Exercise passage:

_ _ _

In terms of the epistemic contest, the ecumenical nature of the boards was detrimental to regulars' professional goals as it frustrated their attempts to gain control over public health. The second section of this chapter discusses the internal struggles over control of the Metropolitan Board of Health first between regulars and other sanitarians, specifically plumbers, and then between regulars and homeopaths. Allopathic physicians could not exclude nonmedical experts because the broad framing of disease as filth required the input of a number of actors, everyone from civil engineers to plumbers. They also were unable to exclude homeopaths from the board, for the expansive understanding of relevant knowledge translated into a broad recognition of relevant
medical
knowledge. Compounding matters, every attempt
on
the part of regulars to control the boards was effectively discredited by opponents as crassly political and in direct opposition to the stated ethos of the boards. Regulars' attempts to justify their control of the boards were therefore hampered by the manner in which the epistemic authority of the board was framed. As a result, they failed to turn the boards to their professional advantage.

As such, allopaths developed an ambivalence toward public health generally. On the one hand, the popularity of the boards made them a potential resource for bolstering the prestige of allopathy. Insofar as the sanitary measures of the boards were seen as successful, regulars benefited from an association with them. On the other hand, the intellectual ecumenism of the boards, and sanitary science more generally, made it very difficult for regulars to control the agenda of public health. Allopathic physicians found it difficult to assert the superiority of their medical knowledge over other forms of relevant knowledge (e.g., engineering, plumbing, etc.) and, even, over medical knowledge itself. In the end, the boards became part of the problem, not the solution, for regulars' professional aspirations. Once seen as prizes, they became yet another government agency to be viewed with suspicion.

_ _ _

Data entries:
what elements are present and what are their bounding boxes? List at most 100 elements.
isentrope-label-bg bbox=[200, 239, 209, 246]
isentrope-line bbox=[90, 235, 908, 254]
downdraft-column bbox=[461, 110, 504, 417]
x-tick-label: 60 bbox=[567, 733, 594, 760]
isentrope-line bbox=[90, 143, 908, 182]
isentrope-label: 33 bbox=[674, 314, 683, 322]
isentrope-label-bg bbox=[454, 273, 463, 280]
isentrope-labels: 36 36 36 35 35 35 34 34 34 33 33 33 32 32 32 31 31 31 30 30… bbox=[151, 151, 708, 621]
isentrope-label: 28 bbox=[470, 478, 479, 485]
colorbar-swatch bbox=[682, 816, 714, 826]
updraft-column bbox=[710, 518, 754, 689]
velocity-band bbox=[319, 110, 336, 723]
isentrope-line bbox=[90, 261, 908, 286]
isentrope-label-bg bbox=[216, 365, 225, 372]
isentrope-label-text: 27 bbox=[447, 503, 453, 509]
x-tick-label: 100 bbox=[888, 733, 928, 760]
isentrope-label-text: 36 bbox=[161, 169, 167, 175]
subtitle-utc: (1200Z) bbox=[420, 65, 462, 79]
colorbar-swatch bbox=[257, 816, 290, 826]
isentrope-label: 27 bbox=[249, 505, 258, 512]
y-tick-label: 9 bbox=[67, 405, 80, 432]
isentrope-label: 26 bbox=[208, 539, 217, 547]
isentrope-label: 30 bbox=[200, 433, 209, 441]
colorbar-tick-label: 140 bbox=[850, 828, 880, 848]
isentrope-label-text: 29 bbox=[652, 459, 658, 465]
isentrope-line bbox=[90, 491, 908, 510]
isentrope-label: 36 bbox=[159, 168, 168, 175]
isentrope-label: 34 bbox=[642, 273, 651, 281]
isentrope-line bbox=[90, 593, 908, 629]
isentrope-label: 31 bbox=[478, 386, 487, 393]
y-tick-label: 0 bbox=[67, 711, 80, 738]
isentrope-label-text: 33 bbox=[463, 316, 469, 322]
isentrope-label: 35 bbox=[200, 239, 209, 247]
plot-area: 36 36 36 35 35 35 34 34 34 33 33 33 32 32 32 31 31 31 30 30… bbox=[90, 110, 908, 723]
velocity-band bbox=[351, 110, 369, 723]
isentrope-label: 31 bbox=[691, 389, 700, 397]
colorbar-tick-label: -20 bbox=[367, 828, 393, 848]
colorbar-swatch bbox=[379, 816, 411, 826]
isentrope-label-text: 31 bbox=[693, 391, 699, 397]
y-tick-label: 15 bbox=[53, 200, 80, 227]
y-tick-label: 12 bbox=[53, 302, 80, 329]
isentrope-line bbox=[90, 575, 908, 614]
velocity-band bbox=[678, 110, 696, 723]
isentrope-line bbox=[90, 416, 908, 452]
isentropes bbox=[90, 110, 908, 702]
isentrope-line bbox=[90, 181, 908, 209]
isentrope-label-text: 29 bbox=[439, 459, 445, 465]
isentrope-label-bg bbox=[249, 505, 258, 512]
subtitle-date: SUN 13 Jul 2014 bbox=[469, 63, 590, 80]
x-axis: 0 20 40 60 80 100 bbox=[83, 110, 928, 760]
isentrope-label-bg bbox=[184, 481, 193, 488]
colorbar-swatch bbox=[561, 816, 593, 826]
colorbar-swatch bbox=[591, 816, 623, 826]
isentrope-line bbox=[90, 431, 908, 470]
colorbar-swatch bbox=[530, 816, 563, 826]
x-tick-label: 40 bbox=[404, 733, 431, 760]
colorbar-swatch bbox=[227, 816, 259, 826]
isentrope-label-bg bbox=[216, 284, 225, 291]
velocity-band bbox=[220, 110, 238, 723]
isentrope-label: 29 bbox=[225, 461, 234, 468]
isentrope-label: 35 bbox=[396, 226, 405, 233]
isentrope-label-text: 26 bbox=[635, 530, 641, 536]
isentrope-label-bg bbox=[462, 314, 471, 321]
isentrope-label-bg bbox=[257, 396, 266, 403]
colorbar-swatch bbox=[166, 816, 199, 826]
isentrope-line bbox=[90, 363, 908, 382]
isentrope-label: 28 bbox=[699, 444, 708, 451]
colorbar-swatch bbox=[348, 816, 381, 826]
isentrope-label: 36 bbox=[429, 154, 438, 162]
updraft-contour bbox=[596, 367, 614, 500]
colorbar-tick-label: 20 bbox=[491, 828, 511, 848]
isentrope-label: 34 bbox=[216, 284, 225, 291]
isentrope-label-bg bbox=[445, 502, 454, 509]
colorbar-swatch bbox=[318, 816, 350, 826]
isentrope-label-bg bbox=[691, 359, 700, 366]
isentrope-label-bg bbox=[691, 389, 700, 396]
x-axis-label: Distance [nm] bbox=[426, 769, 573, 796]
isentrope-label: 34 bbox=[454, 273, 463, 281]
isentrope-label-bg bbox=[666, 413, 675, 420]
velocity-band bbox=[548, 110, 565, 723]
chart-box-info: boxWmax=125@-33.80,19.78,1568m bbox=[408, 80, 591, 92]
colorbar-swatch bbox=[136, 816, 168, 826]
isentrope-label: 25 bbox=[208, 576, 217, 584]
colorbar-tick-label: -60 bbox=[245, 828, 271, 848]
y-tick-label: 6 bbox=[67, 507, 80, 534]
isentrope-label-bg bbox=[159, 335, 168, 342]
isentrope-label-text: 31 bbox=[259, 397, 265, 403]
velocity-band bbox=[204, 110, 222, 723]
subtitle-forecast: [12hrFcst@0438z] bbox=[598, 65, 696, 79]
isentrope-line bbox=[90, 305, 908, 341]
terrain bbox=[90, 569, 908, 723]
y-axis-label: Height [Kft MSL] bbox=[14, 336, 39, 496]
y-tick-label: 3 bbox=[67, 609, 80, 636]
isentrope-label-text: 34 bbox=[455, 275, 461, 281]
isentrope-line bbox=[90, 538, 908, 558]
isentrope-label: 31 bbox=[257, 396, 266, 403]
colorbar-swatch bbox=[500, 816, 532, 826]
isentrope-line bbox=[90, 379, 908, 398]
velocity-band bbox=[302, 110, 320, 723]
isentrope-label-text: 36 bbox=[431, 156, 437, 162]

_ _ _

Task goal: Reproduce the passage on regular physicians and the boards of health word for word, from start to finish. The entries have no connection to the passage about regular physicians and the boards of health.

Written reply:
In terms of the epistemic contest, the ecumenical nature of the boards was detrimental to regulars' professional goals as it frustrated their attempts to gain control over public health. The second section of this chapter discusses the internal struggles over control of the Metropolitan Board of Health first between regulars and other sanitarians, specifically plumbers, and then between regulars and homeopaths. Allopathic physicians could not exclude nonmedical experts because the broad framing of disease as filth required the input of a number of actors, everyone from civil engineers to plumbers. They also were unable to exclude homeopaths from the board, for the expansive understanding of relevant knowledge translated into a broad recognition of relevant
medical
knowledge. Compounding matters, every attempt
on
the part of regulars to control the boards was effectively discredited by opponents as crassly political and in direct opposition to the stated ethos of the boards. Regulars' attempts to justify their control of the boards were therefore hampered by the manner in which the epistemic authority of the board was framed. As a result, they failed to turn the boards to their professional advantage.

As such, allopaths developed an ambivalence toward public health generally. On the one hand, the popularity of the boards made them a potential resource for bolstering the prestige of allopathy. Insofar as the sanitary measures of the boards were seen as successful, regulars benefited from an association with them. On the other hand, the intellectual ecumenism of the boards, and sanitary science more generally, made it very difficult for regulars to control the agenda of public health. Allopathic physicians found it difficult to assert the superiority of their medical knowledge over other forms of relevant knowledge (e.g., engineering, plumbing, etc.) and, even, over medical knowledge itself. In the end, the boards became part of the problem, not the solution, for regulars' professional aspirations. Once seen as prizes, they became yet another government agency to be viewed with suspicion.